--- Begin Data excerpts ---
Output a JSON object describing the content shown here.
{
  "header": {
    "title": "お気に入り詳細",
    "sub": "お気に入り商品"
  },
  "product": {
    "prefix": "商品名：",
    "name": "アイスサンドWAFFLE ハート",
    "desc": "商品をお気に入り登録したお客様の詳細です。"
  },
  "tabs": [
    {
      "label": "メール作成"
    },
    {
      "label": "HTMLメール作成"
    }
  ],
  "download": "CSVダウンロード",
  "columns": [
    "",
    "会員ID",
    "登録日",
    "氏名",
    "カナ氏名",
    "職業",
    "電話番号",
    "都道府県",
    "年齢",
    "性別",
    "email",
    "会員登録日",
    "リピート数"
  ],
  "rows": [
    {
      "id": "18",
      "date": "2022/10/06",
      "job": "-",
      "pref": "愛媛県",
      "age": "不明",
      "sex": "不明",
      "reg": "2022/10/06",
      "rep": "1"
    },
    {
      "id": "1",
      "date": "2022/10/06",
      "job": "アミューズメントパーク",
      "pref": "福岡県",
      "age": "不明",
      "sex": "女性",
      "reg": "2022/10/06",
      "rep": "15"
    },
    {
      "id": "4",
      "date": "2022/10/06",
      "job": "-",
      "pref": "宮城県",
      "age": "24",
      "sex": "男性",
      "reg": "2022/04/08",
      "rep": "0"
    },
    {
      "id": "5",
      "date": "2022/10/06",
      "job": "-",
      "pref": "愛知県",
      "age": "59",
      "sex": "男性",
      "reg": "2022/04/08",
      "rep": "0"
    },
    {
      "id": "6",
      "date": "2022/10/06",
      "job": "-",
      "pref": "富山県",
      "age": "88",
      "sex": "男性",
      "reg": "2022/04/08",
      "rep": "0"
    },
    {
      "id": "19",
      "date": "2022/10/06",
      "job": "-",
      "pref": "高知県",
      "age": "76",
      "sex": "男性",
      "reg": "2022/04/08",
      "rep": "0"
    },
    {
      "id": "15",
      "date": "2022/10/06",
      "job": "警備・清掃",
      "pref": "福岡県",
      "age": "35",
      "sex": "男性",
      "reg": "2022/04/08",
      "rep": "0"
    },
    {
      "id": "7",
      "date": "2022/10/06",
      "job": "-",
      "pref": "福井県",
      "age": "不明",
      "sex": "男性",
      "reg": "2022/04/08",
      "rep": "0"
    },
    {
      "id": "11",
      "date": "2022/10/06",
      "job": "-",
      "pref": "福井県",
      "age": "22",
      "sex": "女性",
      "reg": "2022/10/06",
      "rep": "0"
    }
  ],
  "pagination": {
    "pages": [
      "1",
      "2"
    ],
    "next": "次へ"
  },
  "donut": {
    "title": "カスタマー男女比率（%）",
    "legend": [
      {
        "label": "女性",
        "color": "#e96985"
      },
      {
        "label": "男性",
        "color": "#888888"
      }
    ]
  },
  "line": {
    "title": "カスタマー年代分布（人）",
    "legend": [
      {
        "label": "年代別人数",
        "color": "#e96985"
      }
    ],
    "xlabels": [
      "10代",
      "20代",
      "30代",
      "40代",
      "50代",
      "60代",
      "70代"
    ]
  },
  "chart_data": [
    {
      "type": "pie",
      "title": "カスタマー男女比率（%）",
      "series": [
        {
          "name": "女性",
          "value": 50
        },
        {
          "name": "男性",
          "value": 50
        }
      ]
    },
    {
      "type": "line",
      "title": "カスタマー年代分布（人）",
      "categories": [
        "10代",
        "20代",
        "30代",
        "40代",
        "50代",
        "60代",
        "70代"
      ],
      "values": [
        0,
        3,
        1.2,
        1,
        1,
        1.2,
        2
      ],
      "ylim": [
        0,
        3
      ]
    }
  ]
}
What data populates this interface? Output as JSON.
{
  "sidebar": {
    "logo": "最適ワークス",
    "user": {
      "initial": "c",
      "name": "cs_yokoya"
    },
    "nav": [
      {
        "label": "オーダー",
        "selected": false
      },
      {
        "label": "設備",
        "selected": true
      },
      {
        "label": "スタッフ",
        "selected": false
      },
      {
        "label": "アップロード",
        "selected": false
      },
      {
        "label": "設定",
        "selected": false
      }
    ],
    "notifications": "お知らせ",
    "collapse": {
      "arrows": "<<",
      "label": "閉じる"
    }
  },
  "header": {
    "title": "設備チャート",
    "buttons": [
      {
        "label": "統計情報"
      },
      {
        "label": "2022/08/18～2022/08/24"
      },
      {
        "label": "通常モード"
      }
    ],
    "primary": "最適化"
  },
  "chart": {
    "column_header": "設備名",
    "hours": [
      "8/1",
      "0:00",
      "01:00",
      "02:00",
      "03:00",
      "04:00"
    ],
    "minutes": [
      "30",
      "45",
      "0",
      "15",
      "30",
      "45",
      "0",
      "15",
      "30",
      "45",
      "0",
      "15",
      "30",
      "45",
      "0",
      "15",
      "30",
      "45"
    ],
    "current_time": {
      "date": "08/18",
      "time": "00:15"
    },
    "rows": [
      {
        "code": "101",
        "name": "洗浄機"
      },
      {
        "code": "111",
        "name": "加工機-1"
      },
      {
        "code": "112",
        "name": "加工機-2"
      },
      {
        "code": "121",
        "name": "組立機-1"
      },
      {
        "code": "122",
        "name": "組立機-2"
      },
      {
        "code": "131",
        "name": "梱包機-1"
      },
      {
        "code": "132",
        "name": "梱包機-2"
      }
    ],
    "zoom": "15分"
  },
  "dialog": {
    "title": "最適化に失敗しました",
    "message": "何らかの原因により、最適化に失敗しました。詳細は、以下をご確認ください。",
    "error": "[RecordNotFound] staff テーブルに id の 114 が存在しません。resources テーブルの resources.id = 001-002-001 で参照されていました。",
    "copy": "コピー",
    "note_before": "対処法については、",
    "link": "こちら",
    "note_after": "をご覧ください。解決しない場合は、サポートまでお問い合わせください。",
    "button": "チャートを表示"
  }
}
--- End Data excerpts ---
> **Do this**: Pull every line containing "title" out of the records.

> **Response to the task**:
    "title": "お気に入り詳細",
    "title": "カスタマー男女比率（%）",
    "title": "カスタマー年代分布（人）",
      "title": "カスタマー男女比率（%）",
      "title": "カスタマー年代分布（人）",
    "title": "設備チャート",
    "title": "最適化に失敗しました",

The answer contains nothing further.